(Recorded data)
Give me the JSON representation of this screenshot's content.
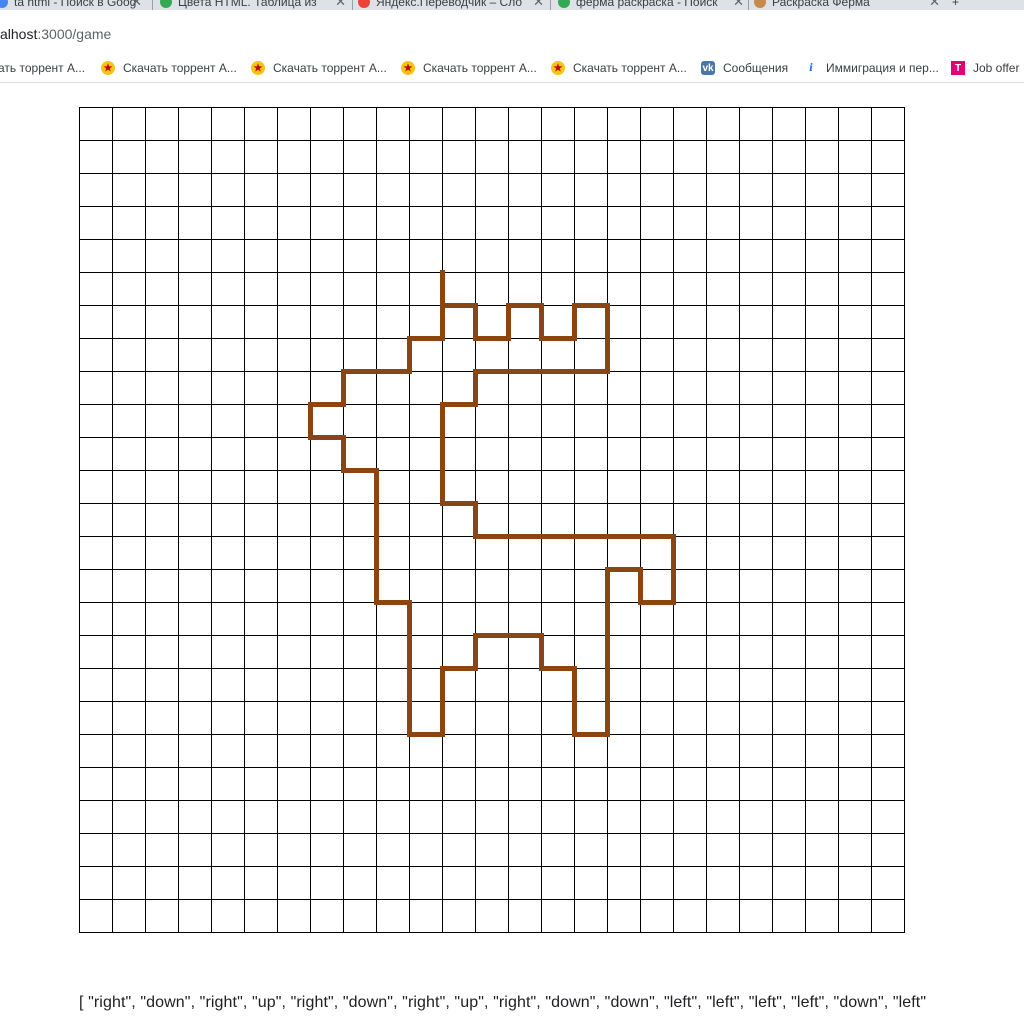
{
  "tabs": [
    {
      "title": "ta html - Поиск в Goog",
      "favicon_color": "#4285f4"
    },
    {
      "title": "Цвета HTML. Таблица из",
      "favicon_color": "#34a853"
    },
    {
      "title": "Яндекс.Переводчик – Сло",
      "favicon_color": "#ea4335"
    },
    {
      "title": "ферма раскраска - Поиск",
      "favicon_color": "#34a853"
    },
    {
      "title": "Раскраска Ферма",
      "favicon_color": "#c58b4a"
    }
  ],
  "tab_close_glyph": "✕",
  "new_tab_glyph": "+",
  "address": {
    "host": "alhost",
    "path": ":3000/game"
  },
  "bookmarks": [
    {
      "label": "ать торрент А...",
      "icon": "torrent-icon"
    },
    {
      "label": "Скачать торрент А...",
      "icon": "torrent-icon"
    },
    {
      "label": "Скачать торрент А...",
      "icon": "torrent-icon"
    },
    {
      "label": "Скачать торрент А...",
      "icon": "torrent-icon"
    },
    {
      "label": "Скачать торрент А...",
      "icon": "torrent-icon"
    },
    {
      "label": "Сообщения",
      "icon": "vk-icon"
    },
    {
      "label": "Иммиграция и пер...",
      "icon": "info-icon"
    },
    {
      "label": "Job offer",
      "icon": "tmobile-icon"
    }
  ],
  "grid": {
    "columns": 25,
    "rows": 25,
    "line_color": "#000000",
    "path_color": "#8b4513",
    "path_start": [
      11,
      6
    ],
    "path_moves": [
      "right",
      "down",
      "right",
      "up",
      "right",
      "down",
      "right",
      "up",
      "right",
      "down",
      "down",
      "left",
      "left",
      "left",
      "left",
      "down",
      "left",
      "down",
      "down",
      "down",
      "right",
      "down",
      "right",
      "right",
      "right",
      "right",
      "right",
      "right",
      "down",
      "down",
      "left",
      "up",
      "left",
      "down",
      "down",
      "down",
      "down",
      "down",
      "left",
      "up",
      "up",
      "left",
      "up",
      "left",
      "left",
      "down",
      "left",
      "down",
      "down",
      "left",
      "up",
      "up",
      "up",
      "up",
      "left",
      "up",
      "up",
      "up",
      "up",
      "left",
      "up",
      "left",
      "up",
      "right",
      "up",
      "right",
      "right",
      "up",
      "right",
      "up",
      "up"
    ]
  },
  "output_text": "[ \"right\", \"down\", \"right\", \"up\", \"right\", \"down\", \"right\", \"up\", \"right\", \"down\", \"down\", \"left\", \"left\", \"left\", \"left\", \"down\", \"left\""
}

--

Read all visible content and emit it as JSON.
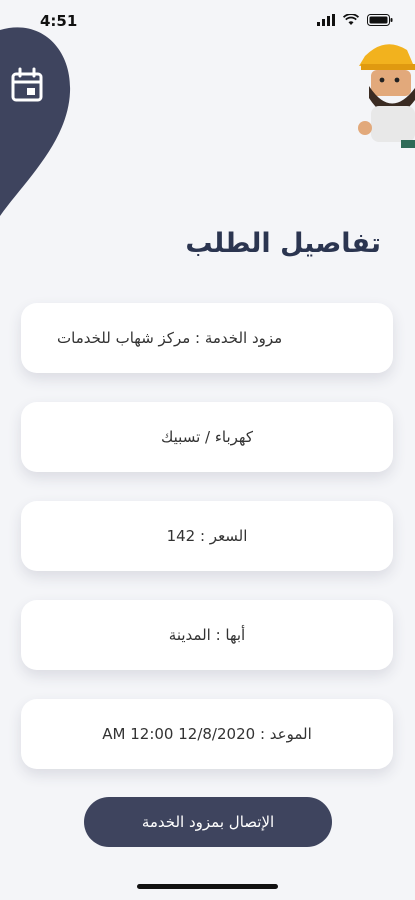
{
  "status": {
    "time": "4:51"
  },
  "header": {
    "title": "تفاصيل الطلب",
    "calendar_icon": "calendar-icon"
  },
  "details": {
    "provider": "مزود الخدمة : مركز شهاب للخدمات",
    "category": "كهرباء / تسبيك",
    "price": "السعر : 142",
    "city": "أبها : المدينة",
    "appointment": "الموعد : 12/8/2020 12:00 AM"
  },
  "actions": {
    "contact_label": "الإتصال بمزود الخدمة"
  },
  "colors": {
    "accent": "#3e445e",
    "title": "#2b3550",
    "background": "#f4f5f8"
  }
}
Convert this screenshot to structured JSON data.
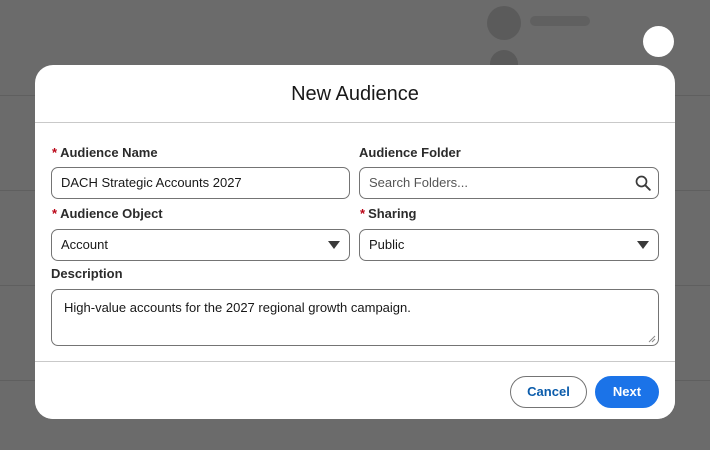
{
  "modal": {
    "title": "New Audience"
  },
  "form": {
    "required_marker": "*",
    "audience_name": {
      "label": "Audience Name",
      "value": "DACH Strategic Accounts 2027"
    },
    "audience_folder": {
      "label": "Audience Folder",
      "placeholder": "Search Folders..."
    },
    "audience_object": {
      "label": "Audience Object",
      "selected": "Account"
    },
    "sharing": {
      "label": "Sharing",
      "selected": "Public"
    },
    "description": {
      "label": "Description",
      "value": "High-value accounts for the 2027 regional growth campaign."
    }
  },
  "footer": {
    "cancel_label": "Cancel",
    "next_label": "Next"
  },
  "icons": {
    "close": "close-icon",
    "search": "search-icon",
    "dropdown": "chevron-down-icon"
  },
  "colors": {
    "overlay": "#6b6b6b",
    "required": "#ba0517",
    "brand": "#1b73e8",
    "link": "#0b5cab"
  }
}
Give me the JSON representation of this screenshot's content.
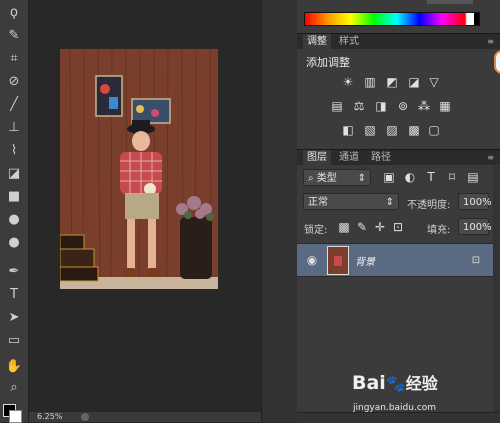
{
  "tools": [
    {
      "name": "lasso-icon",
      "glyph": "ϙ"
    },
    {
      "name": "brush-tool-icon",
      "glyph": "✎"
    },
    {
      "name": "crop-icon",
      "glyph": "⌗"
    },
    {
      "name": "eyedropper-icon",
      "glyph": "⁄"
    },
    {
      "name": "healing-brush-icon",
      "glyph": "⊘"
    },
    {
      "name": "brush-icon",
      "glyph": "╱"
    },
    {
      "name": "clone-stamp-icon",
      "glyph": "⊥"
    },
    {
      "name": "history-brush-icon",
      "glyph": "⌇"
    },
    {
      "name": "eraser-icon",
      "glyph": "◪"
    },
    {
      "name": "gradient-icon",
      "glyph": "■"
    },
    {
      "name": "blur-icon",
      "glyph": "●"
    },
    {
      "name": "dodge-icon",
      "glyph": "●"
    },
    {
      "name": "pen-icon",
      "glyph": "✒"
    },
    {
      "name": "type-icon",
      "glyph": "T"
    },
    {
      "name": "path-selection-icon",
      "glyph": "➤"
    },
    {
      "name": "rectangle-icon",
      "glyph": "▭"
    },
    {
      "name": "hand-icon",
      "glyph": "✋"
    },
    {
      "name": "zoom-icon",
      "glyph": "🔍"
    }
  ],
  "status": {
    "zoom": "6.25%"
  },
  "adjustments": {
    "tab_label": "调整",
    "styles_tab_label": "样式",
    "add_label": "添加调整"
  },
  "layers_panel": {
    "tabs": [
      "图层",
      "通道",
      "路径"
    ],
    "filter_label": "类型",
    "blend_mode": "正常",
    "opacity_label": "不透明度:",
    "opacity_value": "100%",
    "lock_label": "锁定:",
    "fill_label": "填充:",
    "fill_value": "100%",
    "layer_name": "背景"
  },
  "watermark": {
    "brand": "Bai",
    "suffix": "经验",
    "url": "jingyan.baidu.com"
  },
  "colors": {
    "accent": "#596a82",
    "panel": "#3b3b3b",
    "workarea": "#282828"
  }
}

--

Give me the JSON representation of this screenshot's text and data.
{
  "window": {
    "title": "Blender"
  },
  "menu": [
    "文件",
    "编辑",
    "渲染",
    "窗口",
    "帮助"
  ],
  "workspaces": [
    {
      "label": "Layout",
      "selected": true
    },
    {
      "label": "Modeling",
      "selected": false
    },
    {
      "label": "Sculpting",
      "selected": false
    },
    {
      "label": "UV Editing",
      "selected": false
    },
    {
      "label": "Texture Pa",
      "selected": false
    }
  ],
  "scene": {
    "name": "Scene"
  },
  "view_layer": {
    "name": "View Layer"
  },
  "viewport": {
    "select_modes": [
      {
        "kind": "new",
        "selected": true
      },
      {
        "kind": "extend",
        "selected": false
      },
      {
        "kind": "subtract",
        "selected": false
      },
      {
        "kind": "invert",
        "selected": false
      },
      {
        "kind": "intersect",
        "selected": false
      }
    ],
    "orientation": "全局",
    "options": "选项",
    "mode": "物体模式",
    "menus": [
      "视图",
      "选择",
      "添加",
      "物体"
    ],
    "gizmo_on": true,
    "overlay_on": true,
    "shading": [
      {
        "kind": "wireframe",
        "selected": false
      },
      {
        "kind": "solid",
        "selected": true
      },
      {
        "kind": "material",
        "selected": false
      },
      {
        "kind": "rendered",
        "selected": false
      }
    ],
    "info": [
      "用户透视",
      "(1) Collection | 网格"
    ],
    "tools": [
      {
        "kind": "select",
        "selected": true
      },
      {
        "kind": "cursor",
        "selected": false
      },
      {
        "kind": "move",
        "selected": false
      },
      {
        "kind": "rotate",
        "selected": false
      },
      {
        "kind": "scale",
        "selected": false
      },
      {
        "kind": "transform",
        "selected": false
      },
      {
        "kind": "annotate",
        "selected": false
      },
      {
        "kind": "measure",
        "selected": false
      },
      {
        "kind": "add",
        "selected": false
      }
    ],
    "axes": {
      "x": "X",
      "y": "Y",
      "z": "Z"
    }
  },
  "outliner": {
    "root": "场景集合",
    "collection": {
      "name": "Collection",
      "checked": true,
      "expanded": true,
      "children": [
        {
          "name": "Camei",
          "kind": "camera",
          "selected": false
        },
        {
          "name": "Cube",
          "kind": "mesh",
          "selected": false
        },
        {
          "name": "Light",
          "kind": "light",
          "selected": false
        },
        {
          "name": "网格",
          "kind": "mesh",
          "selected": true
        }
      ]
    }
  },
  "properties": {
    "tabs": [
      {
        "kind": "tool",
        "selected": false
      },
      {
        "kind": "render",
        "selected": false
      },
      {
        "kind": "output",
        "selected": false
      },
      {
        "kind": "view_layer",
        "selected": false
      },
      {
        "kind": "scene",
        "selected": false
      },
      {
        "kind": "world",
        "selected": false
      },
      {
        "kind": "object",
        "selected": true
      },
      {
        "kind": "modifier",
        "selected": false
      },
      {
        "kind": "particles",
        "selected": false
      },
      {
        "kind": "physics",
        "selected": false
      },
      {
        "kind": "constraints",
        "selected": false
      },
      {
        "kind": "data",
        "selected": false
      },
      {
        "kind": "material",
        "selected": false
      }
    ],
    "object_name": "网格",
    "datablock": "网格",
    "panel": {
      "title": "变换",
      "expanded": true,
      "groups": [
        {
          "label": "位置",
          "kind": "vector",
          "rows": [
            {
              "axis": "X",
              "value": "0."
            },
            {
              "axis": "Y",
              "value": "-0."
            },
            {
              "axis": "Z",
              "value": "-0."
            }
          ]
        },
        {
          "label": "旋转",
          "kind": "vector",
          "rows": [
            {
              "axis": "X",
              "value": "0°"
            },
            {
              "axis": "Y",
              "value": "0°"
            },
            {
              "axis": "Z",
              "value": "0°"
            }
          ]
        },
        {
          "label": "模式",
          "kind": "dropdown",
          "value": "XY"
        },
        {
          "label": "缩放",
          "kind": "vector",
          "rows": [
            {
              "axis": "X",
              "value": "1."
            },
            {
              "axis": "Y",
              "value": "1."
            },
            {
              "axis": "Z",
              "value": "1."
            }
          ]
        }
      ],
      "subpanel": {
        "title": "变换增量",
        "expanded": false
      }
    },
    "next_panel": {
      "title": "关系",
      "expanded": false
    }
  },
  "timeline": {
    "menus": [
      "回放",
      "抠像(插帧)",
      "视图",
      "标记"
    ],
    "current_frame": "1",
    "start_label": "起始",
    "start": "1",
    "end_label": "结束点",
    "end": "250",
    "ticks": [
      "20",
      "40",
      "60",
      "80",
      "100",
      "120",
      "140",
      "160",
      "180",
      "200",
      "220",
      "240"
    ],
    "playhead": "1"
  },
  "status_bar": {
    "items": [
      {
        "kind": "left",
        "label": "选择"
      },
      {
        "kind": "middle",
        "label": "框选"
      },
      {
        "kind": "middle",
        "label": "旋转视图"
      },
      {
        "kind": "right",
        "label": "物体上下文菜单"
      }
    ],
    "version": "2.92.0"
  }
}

## TASK DESCRIPTION
Filter the records for lines holding the string "brush". Copy each one.

## SOLUTION FOR THIS PROBLEM
      "name": "brush-tool-icon",
      "name": "healing-brush-icon",
      "name": "brush-icon",
      "name": "history-brush-icon",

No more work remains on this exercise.